Read through the entries below and return each line with the word "Mozilla".

Given entries:

-*-*-

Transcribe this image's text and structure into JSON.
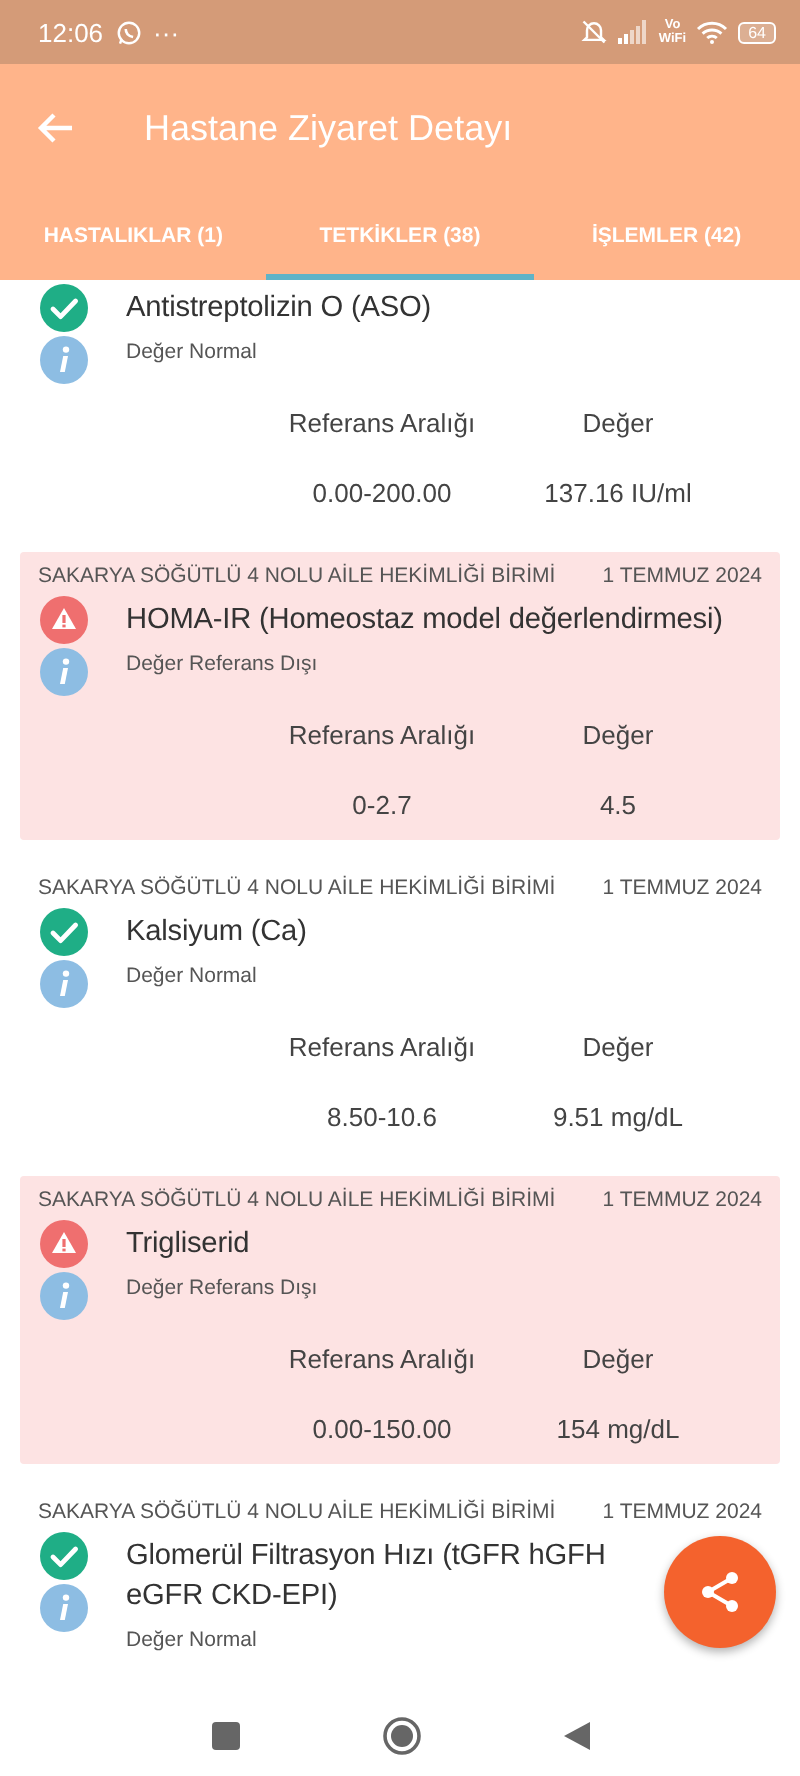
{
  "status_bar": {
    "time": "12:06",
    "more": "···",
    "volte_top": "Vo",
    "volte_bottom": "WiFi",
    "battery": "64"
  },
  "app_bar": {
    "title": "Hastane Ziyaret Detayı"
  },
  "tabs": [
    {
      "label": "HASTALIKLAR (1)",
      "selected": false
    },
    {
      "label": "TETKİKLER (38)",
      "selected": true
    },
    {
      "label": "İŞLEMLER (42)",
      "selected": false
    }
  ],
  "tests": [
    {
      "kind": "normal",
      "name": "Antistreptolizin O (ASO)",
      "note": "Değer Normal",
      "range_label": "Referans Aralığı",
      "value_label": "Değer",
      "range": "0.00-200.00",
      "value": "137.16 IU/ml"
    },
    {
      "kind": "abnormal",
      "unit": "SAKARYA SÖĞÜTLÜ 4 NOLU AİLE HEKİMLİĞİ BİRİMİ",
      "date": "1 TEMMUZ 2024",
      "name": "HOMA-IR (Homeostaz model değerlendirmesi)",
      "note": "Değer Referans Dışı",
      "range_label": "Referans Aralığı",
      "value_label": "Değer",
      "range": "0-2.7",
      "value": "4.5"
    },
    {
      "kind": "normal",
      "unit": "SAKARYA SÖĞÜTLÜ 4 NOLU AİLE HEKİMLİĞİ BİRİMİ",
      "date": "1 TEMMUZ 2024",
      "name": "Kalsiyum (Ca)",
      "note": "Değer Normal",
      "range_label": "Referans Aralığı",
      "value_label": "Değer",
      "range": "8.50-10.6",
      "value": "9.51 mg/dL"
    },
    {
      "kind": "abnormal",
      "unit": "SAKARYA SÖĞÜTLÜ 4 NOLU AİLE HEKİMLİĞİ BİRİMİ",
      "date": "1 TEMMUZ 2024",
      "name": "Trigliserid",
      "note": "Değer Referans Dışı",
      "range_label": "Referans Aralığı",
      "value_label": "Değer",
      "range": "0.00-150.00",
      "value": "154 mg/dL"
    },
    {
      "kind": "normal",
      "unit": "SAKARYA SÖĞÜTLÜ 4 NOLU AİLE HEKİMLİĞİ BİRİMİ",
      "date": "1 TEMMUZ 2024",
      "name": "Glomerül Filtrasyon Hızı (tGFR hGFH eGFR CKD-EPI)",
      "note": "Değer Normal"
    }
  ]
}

-*-*-

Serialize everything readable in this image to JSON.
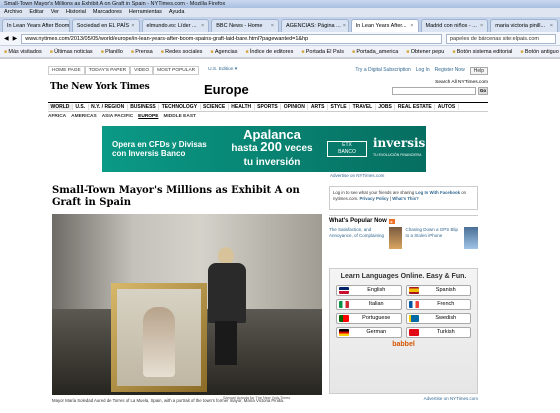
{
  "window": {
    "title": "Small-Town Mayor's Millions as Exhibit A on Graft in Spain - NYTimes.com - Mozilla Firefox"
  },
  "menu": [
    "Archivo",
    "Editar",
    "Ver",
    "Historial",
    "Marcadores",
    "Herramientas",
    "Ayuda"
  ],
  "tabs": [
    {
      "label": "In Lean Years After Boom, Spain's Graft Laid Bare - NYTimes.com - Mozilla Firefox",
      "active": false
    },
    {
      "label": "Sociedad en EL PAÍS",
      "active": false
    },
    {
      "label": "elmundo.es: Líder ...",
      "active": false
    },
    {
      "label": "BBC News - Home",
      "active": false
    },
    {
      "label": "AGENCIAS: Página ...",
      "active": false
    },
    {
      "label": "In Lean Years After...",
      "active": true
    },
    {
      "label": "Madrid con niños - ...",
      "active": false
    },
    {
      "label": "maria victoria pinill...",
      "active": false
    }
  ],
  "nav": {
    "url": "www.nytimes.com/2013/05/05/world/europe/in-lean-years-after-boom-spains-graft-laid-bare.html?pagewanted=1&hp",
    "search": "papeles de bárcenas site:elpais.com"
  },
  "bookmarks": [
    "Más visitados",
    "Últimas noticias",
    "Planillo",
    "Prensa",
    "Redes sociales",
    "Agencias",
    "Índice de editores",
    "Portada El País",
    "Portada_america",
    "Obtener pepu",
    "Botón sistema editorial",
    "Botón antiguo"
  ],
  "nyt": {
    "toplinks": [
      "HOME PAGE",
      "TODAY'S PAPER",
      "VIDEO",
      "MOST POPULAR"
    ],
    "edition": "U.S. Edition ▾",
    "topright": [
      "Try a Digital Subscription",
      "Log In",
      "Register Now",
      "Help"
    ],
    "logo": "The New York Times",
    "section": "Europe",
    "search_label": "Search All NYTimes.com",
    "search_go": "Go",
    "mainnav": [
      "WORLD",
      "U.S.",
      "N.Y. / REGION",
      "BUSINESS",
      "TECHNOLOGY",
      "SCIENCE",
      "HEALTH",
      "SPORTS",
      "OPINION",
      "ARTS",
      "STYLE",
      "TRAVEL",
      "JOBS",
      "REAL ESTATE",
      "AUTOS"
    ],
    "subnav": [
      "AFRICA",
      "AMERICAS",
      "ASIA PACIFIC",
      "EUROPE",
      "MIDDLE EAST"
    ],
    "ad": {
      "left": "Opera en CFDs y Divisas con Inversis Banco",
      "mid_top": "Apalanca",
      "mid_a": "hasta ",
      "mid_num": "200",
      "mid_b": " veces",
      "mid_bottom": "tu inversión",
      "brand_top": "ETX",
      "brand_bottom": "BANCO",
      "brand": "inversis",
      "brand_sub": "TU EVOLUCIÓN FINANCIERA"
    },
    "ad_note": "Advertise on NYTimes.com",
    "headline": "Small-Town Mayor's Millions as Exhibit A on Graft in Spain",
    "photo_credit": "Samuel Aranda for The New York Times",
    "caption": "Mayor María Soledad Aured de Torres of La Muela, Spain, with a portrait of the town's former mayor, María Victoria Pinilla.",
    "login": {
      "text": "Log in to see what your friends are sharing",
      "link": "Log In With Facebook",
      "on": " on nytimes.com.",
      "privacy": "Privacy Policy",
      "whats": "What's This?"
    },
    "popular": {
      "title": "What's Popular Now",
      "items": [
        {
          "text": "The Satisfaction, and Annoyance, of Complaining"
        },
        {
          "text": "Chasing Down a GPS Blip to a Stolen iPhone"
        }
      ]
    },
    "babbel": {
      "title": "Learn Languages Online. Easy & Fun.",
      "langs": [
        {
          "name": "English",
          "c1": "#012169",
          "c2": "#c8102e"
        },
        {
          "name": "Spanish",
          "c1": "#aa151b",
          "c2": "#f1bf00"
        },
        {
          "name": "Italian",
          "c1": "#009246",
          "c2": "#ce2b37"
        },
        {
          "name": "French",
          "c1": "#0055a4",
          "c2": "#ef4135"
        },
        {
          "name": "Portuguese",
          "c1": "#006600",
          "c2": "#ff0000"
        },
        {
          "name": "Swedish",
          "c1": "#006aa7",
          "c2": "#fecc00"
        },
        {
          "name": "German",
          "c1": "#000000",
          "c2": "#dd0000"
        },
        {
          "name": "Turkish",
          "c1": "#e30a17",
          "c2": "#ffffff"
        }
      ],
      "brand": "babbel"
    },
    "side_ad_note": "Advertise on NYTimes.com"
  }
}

-*-*-

Response below:
    "title": "Small-Town Mayor's Millions as Exhibit A on Graft in Spain - NYTimes.com - Mozilla Firefox"
      "label": "In Lean Years After Boom, Spain's Graft Laid Bare - NYTimes.com - Mozilla Firefox",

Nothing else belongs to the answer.